Figure data in JSON
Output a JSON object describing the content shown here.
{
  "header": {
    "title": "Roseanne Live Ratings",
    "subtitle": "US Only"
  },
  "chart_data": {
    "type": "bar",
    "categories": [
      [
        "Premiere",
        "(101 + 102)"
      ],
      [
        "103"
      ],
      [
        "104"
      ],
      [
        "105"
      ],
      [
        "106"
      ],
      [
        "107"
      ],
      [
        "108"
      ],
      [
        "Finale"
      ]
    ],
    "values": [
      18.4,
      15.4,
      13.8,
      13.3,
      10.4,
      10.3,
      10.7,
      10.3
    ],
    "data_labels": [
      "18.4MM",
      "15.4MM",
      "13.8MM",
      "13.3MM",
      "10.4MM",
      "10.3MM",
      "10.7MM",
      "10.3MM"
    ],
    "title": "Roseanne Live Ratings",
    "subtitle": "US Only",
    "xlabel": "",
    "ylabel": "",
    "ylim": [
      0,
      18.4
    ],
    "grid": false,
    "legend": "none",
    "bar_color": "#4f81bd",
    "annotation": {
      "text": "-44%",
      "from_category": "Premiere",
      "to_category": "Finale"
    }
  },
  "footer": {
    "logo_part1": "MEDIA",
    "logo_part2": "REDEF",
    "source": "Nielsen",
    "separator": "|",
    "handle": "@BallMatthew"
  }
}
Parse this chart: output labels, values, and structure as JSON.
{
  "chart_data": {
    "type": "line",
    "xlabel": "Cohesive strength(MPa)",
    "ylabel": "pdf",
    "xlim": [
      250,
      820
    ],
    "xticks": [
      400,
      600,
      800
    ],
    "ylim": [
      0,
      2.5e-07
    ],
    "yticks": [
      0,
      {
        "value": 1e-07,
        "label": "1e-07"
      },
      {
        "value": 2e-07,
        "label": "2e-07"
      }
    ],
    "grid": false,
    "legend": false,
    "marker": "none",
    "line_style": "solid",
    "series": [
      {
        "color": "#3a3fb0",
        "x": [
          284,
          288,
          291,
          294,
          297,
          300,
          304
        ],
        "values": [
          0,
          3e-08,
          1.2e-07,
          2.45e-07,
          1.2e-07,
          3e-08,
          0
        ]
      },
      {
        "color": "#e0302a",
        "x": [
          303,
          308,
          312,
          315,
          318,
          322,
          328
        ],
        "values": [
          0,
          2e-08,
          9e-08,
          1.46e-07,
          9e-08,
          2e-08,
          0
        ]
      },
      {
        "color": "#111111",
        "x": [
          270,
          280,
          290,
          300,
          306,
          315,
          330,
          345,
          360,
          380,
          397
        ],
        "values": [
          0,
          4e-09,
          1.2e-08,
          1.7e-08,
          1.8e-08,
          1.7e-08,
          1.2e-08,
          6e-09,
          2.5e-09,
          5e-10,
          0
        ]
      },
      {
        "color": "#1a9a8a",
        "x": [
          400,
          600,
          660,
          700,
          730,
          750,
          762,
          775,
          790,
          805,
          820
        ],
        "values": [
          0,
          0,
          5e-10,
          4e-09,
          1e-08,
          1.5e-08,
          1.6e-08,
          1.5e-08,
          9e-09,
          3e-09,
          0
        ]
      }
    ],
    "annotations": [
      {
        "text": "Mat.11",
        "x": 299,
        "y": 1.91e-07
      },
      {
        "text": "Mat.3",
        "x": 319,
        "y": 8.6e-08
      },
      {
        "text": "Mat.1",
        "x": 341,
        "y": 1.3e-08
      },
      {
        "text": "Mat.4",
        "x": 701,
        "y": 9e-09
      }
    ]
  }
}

◆ YOUR INSTRUCTIONS ◆
Print all of the entries exactly as they appear.

◆ ANSWER ◆
Output a JSON object describing the content shown here.
{
  "header": {
    "title": "Roseanne Live Ratings",
    "subtitle": "US Only"
  },
  "chart_data": {
    "type": "bar",
    "categories": [
      [
        "Premiere",
        "(101 + 102)"
      ],
      [
        "103"
      ],
      [
        "104"
      ],
      [
        "105"
      ],
      [
        "106"
      ],
      [
        "107"
      ],
      [
        "108"
      ],
      [
        "Finale"
      ]
    ],
    "values": [
      18.4,
      15.4,
      13.8,
      13.3,
      10.4,
      10.3,
      10.7,
      10.3
    ],
    "data_labels": [
      "18.4MM",
      "15.4MM",
      "13.8MM",
      "13.3MM",
      "10.4MM",
      "10.3MM",
      "10.7MM",
      "10.3MM"
    ],
    "title": "Roseanne Live Ratings",
    "subtitle": "US Only",
    "xlabel": "",
    "ylabel": "",
    "ylim": [
      0,
      18.4
    ],
    "grid": false,
    "legend": "none",
    "bar_color": "#4f81bd",
    "annotation": {
      "text": "-44%",
      "from_category": "Premiere",
      "to_category": "Finale"
    }
  },
  "footer": {
    "logo_part1": "MEDIA",
    "logo_part2": "REDEF",
    "source": "Nielsen",
    "separator": "|",
    "handle": "@BallMatthew"
  }
}
Parse this chart: output labels, values, and structure as JSON.
{
  "chart_data": {
    "type": "line",
    "xlabel": "Cohesive strength(MPa)",
    "ylabel": "pdf",
    "xlim": [
      250,
      820
    ],
    "xticks": [
      400,
      600,
      800
    ],
    "ylim": [
      0,
      2.5e-07
    ],
    "yticks": [
      0,
      {
        "value": 1e-07,
        "label": "1e-07"
      },
      {
        "value": 2e-07,
        "label": "2e-07"
      }
    ],
    "grid": false,
    "legend": false,
    "marker": "none",
    "line_style": "solid",
    "series": [
      {
        "color": "#3a3fb0",
        "x": [
          284,
          288,
          291,
          294,
          297,
          300,
          304
        ],
        "values": [
          0,
          3e-08,
          1.2e-07,
          2.45e-07,
          1.2e-07,
          3e-08,
          0
        ]
      },
      {
        "color": "#e0302a",
        "x": [
          303,
          308,
          312,
          315,
          318,
          322,
          328
        ],
        "values": [
          0,
          2e-08,
          9e-08,
          1.46e-07,
          9e-08,
          2e-08,
          0
        ]
      },
      {
        "color": "#111111",
        "x": [
          270,
          280,
          290,
          300,
          306,
          315,
          330,
          345,
          360,
          380,
          397
        ],
        "values": [
          0,
          4e-09,
          1.2e-08,
          1.7e-08,
          1.8e-08,
          1.7e-08,
          1.2e-08,
          6e-09,
          2.5e-09,
          5e-10,
          0
        ]
      },
      {
        "color": "#1a9a8a",
        "x": [
          400,
          600,
          660,
          700,
          730,
          750,
          762,
          775,
          790,
          805,
          820
        ],
        "values": [
          0,
          0,
          5e-10,
          4e-09,
          1e-08,
          1.5e-08,
          1.6e-08,
          1.5e-08,
          9e-09,
          3e-09,
          0
        ]
      }
    ],
    "annotations": [
      {
        "text": "Mat.11",
        "x": 299,
        "y": 1.91e-07
      },
      {
        "text": "Mat.3",
        "x": 319,
        "y": 8.6e-08
      },
      {
        "text": "Mat.1",
        "x": 341,
        "y": 1.3e-08
      },
      {
        "text": "Mat.4",
        "x": 701,
        "y": 9e-09
      }
    ]
  }
}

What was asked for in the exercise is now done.